* _INSTRUCTIONS FOR THE TASK_
Give an exact transcription of every line, dropping the images.

* _SUPPLIED MATERIAL_
■ ■ ■ ■ ■ ■ ■
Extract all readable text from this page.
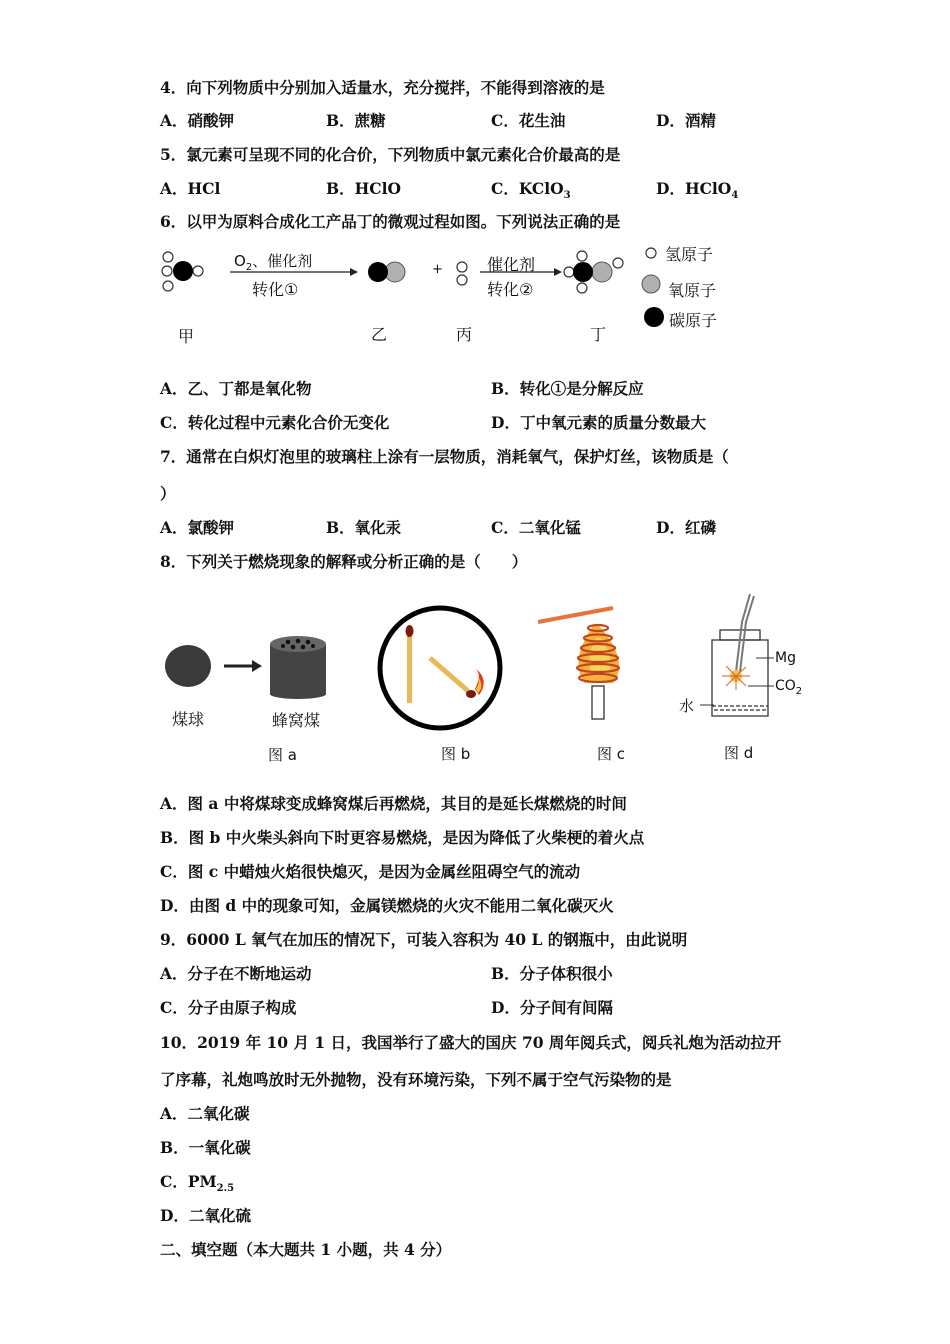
4．向下列物质中分别加入适量水，充分搅拌，不能得到溶液的是
A．硝酸钾	B．蔗糖	C．花生油	D．酒精
5．氯元素可呈现不同的化合价，下列物质中氯元素化合价最高的是
A．HCl	B．HClO	C．KClO$_3$	D．HClO$_4$
6．以甲为原料合成化工产品丁的微观过程如图。下列说法正确的是
$O_2$、催化剂
转化①
+	催化剂
转化②
氢原子
氧原子
碳原子
甲	乙	丙	丁
A．乙、丁都是氧化物	B．转化①是分解反应
C．转化过程中元素化合价无变化	D．丁中氧元素的质量分数最大
7．通常在白炽灯泡里的玻璃柱上涂有一层物质，消耗氧气，保护灯丝，该物质是（
）
A．氯酸钾	B．氧化汞	C．二氧化锰	D．红磷
8．下列关于燃烧现象的解释或分析正确的是（　　）
煤球	蜂窝煤
图 a	图 b	图 c
Mg
$CO_2$
水
图 d
A．图 a 中将煤球变成蜂窝煤后再燃烧，其目的是延长煤燃烧的时间
B．图 b 中火柴头斜向下时更容易燃烧，是因为降低了火柴梗的着火点
C．图 c 中蜡烛火焰很快熄灭，是因为金属丝阻碍空气的流动
D．由图 d 中的现象可知，金属镁燃烧的火灾不能用二氧化碳灭火
9．6000 L 氧气在加压的情况下，可装入容积为 40 L 的钢瓶中，由此说明
A．分子在不断地运动	B．分子体积很小
C．分子由原子构成	D．分子间有间隔
10．2019 年 10 月 1 日，我国举行了盛大的国庆 70 周年阅兵式，阅兵礼炮为活动拉开
了序幕，礼炮鸣放时无外抛物，没有环境污染，下列不属于空气污染物的是
A．二氧化碳
B．一氧化碳
C．$PM_{2.5}$
D．二氧化硫
二、填空题（本大题共 1 小题，共 4 分）
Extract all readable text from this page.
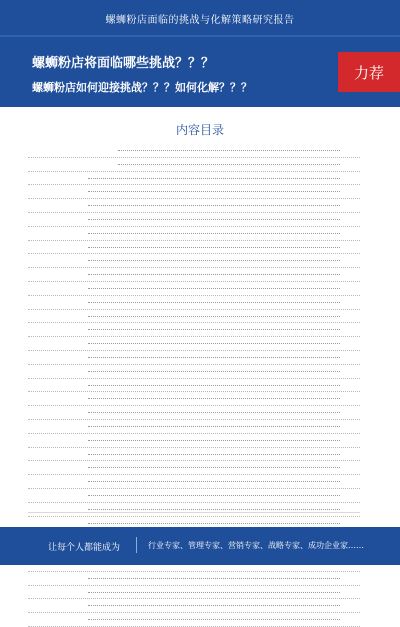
螺蛳粉店面临的挑战与化解策略研究报告
螺蛳粉店将面临哪些挑战？？？
螺蛳粉店如何迎接挑战？？？如何化解？？？
力荐
内容目录
让每个人都能成为	行业专家、管理专家、营销专家、战略专家、成功企业家……
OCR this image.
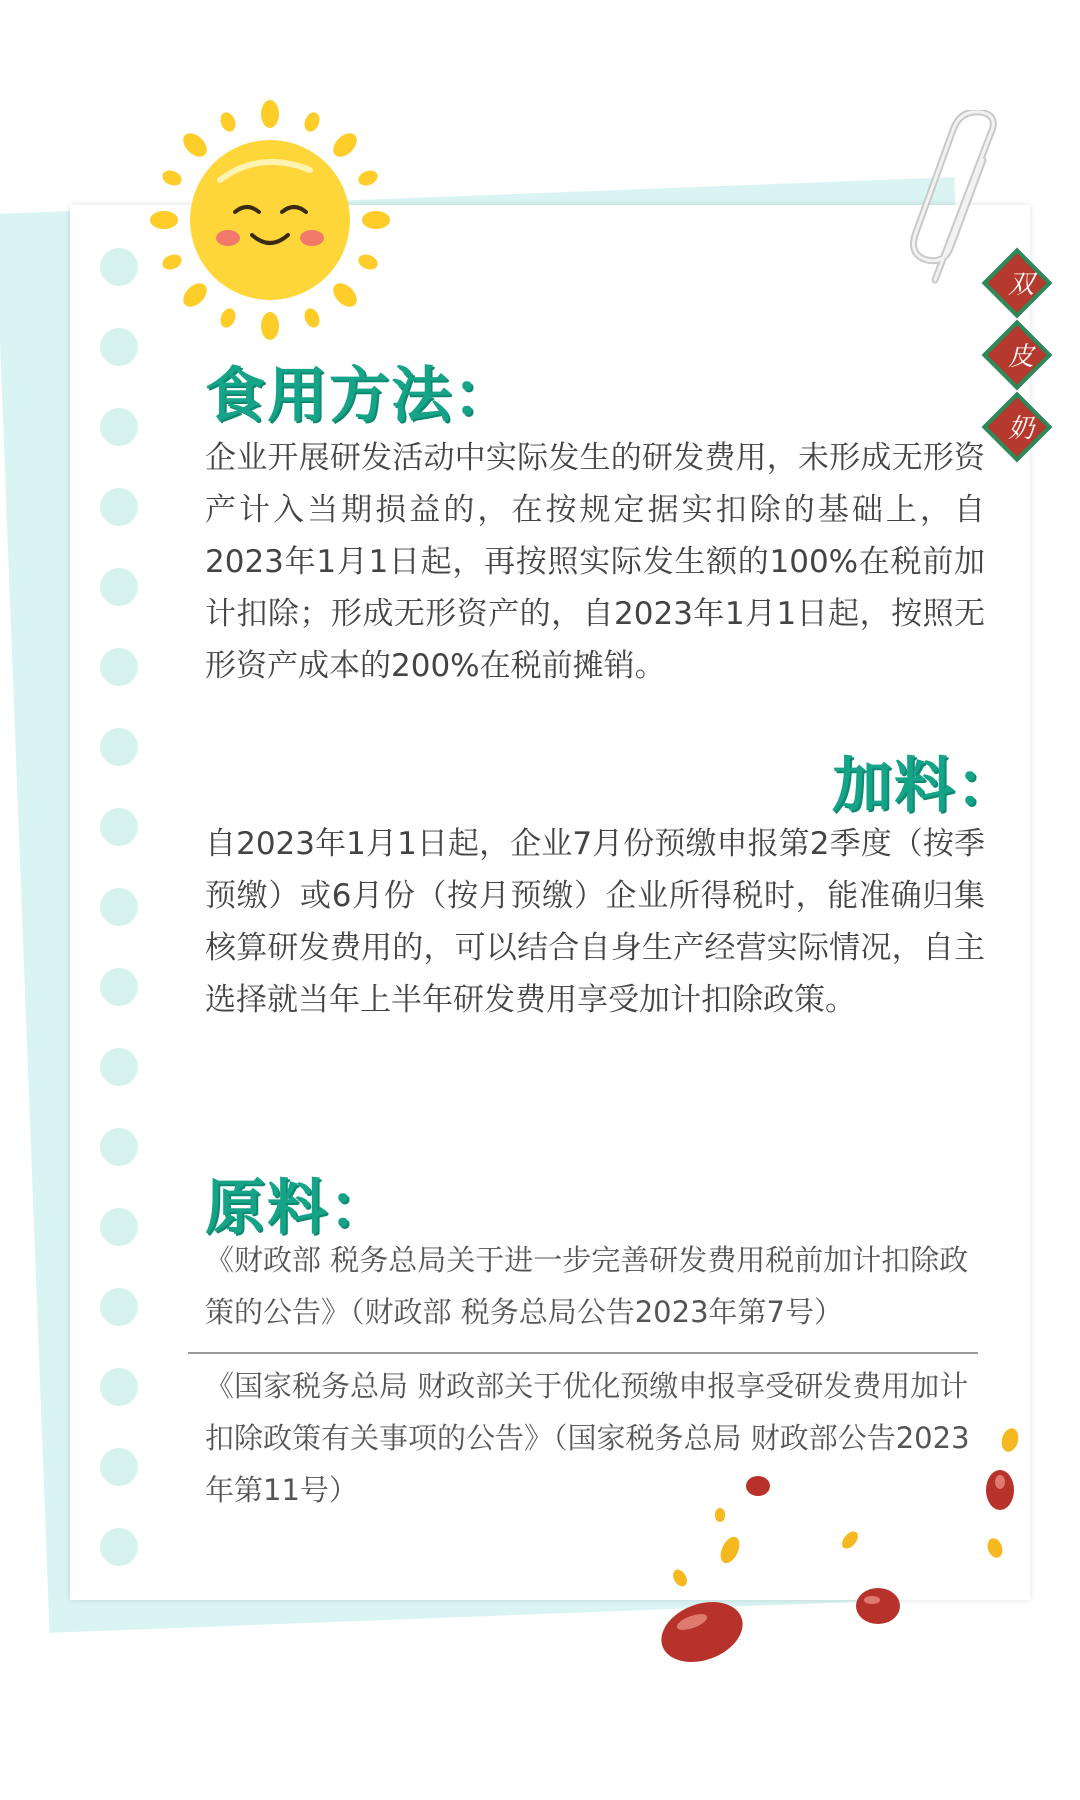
双
皮
奶
食用方法：

企业开展研发活动中实际发生的研发费用，未形成无形资产计入当期损益的，在按规定据实扣除的基础上，自2023年1月1日起，再按照实际发生额的100%在税前加计扣除；形成无形资产的，自2023年1月1日起，按照无形资产成本的200%在税前摊销。

加料：

自2023年1月1日起，企业7月份预缴申报第2季度（按季预缴）或6月份（按月预缴）企业所得税时，能准确归集核算研发费用的，可以结合自身生产经营实际情况，自主选择就当年上半年研发费用享受加计扣除政策。

原料：

《财政部 税务总局关于进一步完善研发费用税前加计扣除政策的公告》（财政部 税务总局公告2023年第7号）

《国家税务总局 财政部关于优化预缴申报享受研发费用加计扣除政策有关事项的公告》（国家税务总局 财政部公告2023年第11号）
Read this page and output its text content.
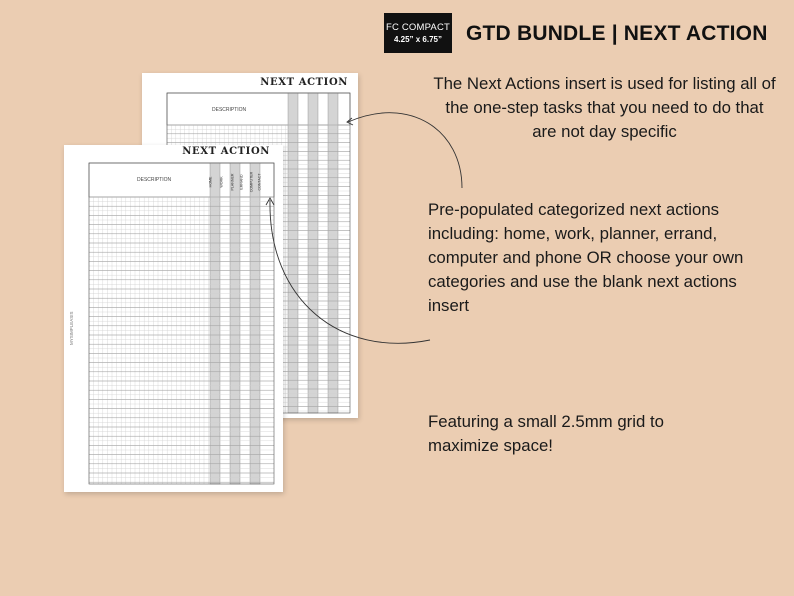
FC COMPACT
4.25” x 6.75” GTD BUNDLE | NEXT ACTION
The Next Actions insert is used for listing all of the one-step tasks that you need to do that are not day specific
Pre-populated categorized next actions including: home, work, planner, errand, computer and phone OR choose your own categories and use the blank next actions insert
Featuring a small 2.5mm grid to maximize space!
NEXT ACTION
DESCRIPTION
NEXT ACTION
DESCRIPTION
MYSIMPLEASIS
HOME WORK PLANNER ERRAND COMPUTER CONTACT
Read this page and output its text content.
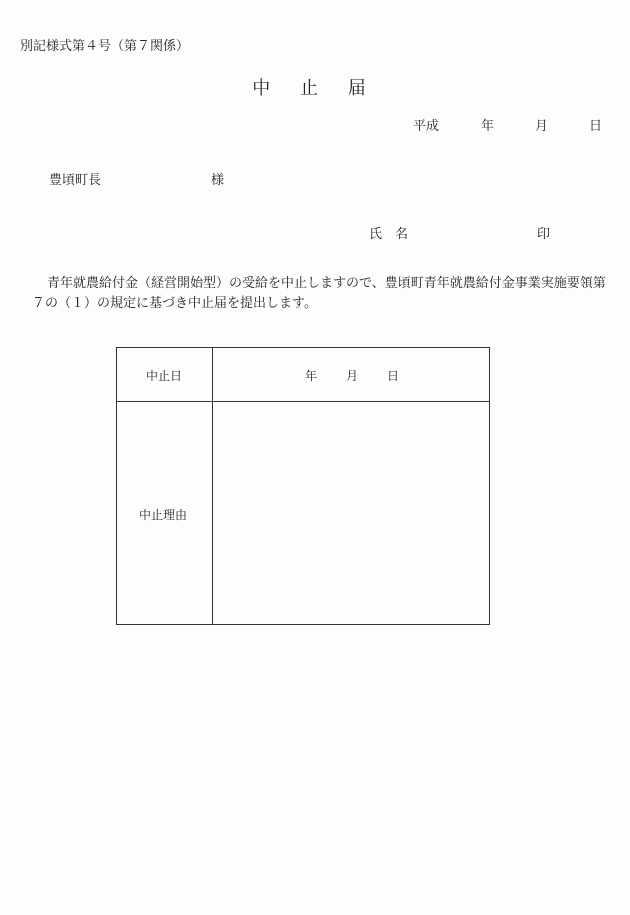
別記様式第４号（第７関係）
中 止 届
平成	年	月	日
豊頃町長	様
氏　名	印
青年就農給付金（経営開始型）の受給を中止しますので、豊頃町青年就農給付金事業実施要領第７の（１）の規定に基づき中止届を提出します。
中止日	年 月 日
中止理由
■ ■ ■ ■ ■ ■ ■
* _WRITTEN RESPONSE_
Extract all readable text from this page.
4．向下列物质中分别加入适量水，充分搅拌，不能得到溶液的是
A．硝酸钾	B．蔗糖	C．花生油	D．酒精
5．氯元素可呈现不同的化合价，下列物质中氯元素化合价最高的是
A．HCl	B．HClO	C．KClO$_3$	D．HClO$_4$
6．以甲为原料合成化工产品丁的微观过程如图。下列说法正确的是
$O_2$、催化剂
转化①
+	催化剂
转化②
氢原子
氧原子
碳原子
甲	乙	丙	丁
A．乙、丁都是氧化物	B．转化①是分解反应
C．转化过程中元素化合价无变化	D．丁中氧元素的质量分数最大
7．通常在白炽灯泡里的玻璃柱上涂有一层物质，消耗氧气，保护灯丝，该物质是（
）
A．氯酸钾	B．氧化汞	C．二氧化锰	D．红磷
8．下列关于燃烧现象的解释或分析正确的是（　　）
煤球	蜂窝煤
图 a	图 b	图 c
Mg
$CO_2$
水
图 d
A．图 a 中将煤球变成蜂窝煤后再燃烧，其目的是延长煤燃烧的时间
B．图 b 中火柴头斜向下时更容易燃烧，是因为降低了火柴梗的着火点
C．图 c 中蜡烛火焰很快熄灭，是因为金属丝阻碍空气的流动
D．由图 d 中的现象可知，金属镁燃烧的火灾不能用二氧化碳灭火
9．6000 L 氧气在加压的情况下，可装入容积为 40 L 的钢瓶中，由此说明
A．分子在不断地运动	B．分子体积很小
C．分子由原子构成	D．分子间有间隔
10．2019 年 10 月 1 日，我国举行了盛大的国庆 70 周年阅兵式，阅兵礼炮为活动拉开
了序幕，礼炮鸣放时无外抛物，没有环境污染，下列不属于空气污染物的是
A．二氧化碳
B．一氧化碳
C．$PM_{2.5}$
D．二氧化硫
二、填空题（本大题共 1 小题，共 4 分）
Extract all readable text from this page.
螺蛳粉店面临的挑战与化解策略研究报告
螺蛳粉店将面临哪些挑战？？？
螺蛳粉店如何迎接挑战？？？如何化解？？？
力荐
内容目录
让每个人都能成为	行业专家、管理专家、营销专家、战略专家、成功企业家……
OCR this image.
双
皮
奶
食用方法：

企业开展研发活动中实际发生的研发费用，未形成无形资产计入当期损益的，在按规定据实扣除的基础上，自2023年1月1日起，再按照实际发生额的100%在税前加计扣除；形成无形资产的，自2023年1月1日起，按照无形资产成本的200%在税前摊销。

加料：

自2023年1月1日起，企业7月份预缴申报第2季度（按季预缴）或6月份（按月预缴）企业所得税时，能准确归集核算研发费用的，可以结合自身生产经营实际情况，自主选择就当年上半年研发费用享受加计扣除政策。

原料：

《财政部 税务总局关于进一步完善研发费用税前加计扣除政策的公告》（财政部 税务总局公告2023年第7号）

《国家税务总局 财政部关于优化预缴申报享受研发费用加计扣除政策有关事项的公告》（国家税务总局 财政部公告2023年第11号）
Read this page and output its text content.
FC COMPACT
4.25” x 6.75” GTD BUNDLE | NEXT ACTION
The Next Actions insert is used for listing all of the one-step tasks that you need to do that are not day specific
Pre-populated categorized next actions including: home, work, planner, errand, computer and phone OR choose your own categories and use the blank next actions insert
Featuring a small 2.5mm grid to maximize space!
NEXT ACTION
DESCRIPTION
NEXT ACTION
DESCRIPTION
MYSIMPLEASIS
HOME WORK PLANNER ERRAND COMPUTER CONTACT
Read this page and output its text content.
別記様式第４号（第７関係）
中 止 届
平成	年	月	日
豊頃町長	様
氏　名	印
青年就農給付金（経営開始型）の受給を中止しますので、豊頃町青年就農給付金事業実施要領第７の（１）の規定に基づき中止届を提出します。
中止日	年 月 日
中止理由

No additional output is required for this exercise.